++++ SUPPLIED ENTRIES

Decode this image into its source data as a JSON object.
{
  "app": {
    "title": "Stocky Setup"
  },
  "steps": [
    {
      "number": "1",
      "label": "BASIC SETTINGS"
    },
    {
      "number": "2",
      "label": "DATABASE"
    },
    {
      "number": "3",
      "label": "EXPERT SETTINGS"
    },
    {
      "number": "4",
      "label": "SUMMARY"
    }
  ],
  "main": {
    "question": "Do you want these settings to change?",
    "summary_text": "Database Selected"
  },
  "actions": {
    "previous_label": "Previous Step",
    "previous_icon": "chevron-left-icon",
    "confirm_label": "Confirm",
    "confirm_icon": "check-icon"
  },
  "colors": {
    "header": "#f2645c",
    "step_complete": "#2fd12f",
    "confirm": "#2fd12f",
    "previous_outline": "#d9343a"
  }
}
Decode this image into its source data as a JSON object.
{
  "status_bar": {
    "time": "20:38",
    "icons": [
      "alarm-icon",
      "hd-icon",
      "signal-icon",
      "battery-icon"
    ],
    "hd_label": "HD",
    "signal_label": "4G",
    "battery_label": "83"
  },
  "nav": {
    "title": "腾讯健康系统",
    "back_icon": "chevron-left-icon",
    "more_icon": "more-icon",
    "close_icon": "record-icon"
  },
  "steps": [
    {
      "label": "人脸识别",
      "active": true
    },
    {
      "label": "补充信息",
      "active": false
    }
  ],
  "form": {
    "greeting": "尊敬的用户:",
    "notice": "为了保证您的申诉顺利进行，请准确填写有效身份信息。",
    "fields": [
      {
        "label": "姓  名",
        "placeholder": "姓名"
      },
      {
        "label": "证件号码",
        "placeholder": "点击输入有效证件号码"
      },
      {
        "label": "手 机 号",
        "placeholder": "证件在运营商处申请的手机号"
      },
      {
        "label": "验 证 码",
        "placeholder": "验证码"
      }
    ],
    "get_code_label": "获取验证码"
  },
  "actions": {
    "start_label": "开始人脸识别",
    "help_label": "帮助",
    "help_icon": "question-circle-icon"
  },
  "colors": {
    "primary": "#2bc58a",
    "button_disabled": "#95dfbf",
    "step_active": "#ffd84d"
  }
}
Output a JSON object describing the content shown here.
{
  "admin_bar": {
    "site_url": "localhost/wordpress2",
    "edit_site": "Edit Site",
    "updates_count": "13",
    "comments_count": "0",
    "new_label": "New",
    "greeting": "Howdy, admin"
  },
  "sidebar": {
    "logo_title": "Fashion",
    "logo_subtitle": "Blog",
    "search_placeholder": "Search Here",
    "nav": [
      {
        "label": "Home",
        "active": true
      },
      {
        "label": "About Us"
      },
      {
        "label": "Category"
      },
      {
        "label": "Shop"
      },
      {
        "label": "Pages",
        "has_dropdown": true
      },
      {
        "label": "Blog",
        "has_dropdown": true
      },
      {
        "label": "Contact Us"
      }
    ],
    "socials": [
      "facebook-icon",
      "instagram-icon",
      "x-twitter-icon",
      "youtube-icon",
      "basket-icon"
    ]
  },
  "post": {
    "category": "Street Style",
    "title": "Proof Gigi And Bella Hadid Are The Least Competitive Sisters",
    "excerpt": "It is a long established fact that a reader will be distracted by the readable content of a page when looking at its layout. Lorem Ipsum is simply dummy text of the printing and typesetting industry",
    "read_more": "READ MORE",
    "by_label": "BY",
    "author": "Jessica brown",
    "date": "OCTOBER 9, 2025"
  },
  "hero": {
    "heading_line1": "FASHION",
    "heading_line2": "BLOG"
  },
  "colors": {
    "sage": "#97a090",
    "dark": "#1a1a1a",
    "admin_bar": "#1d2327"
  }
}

++++++++
++++ SUPPLIED ENTRIES

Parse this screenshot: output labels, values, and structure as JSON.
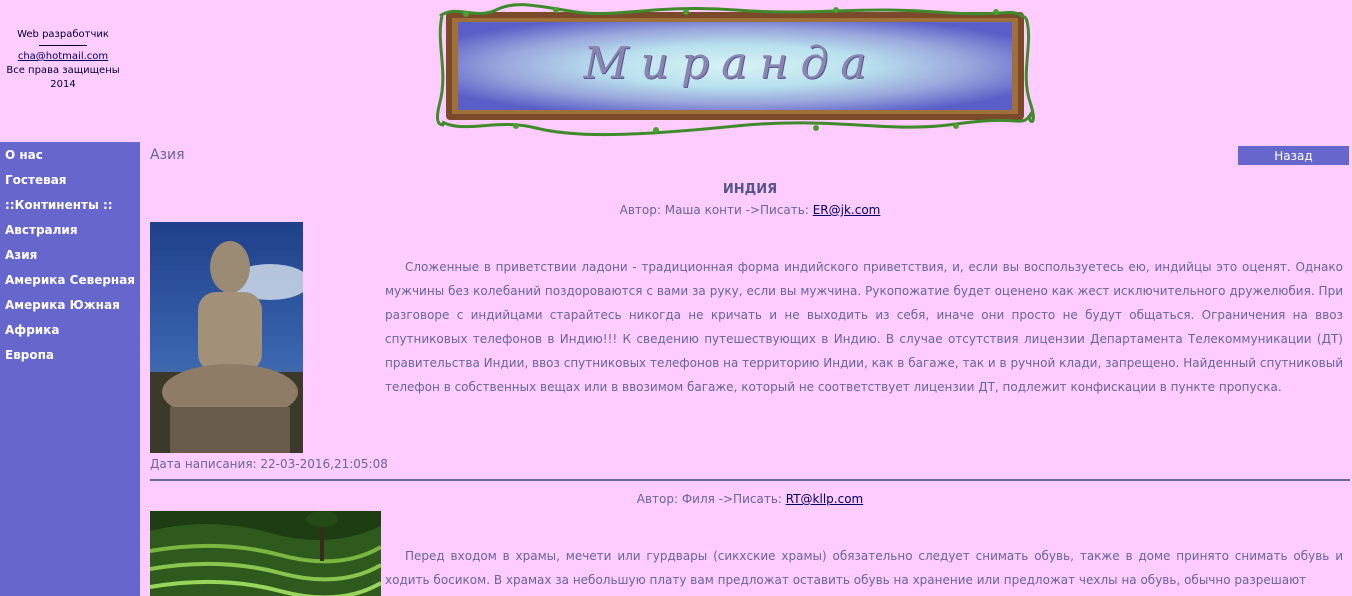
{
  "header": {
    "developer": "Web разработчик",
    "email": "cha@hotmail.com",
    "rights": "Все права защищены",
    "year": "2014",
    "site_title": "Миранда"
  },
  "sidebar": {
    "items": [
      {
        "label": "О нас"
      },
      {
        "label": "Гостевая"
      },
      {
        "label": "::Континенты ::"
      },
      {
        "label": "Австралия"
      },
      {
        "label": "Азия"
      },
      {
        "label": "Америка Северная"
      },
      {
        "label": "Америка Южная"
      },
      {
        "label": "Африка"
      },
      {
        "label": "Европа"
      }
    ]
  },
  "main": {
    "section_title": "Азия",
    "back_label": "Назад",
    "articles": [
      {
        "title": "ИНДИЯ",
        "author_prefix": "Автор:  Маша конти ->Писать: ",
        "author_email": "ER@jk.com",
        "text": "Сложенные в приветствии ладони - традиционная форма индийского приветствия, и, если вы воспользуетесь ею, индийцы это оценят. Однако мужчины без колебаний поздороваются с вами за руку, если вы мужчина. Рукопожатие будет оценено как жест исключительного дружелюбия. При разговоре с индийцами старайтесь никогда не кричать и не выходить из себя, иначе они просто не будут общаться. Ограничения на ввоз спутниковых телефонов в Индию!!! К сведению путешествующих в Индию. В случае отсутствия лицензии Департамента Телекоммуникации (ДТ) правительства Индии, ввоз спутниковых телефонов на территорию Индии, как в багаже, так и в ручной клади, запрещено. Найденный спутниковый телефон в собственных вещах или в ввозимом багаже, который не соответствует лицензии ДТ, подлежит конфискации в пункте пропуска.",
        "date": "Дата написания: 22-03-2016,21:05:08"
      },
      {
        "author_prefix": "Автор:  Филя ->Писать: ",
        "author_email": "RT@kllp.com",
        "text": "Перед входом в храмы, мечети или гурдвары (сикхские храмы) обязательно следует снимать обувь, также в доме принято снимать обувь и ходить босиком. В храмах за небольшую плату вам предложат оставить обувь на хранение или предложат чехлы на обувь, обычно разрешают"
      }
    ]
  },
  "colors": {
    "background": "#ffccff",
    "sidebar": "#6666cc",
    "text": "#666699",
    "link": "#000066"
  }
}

++++++++
++++ SUPPLIED ENTRIES

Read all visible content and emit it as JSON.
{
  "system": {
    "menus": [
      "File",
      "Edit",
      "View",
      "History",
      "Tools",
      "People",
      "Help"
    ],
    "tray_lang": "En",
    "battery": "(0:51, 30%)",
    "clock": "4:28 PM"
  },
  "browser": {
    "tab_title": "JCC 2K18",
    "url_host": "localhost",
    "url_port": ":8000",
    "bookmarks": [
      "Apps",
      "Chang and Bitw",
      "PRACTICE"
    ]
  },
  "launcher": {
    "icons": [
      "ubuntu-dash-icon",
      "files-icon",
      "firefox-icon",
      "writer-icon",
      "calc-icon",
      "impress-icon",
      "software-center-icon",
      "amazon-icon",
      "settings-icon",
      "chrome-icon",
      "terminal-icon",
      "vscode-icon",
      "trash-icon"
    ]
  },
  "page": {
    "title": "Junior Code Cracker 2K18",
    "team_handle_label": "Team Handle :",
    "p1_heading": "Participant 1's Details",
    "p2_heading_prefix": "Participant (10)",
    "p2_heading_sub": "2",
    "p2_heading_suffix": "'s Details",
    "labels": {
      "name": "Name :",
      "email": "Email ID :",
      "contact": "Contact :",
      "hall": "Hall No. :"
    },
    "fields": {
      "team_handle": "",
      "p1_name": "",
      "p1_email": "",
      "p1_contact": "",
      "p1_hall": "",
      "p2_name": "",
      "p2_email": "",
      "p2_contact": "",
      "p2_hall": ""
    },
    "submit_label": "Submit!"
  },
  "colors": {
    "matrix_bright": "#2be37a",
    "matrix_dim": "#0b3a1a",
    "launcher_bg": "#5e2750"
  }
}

++++++++

TASK INSTRUCTIONS:
Which lines contain "greeting"? Copy each of them out.

ANSWER TO THE PROBLEM:
    "greeting": "尊敬的用户:",
    "greeting": "Howdy, admin"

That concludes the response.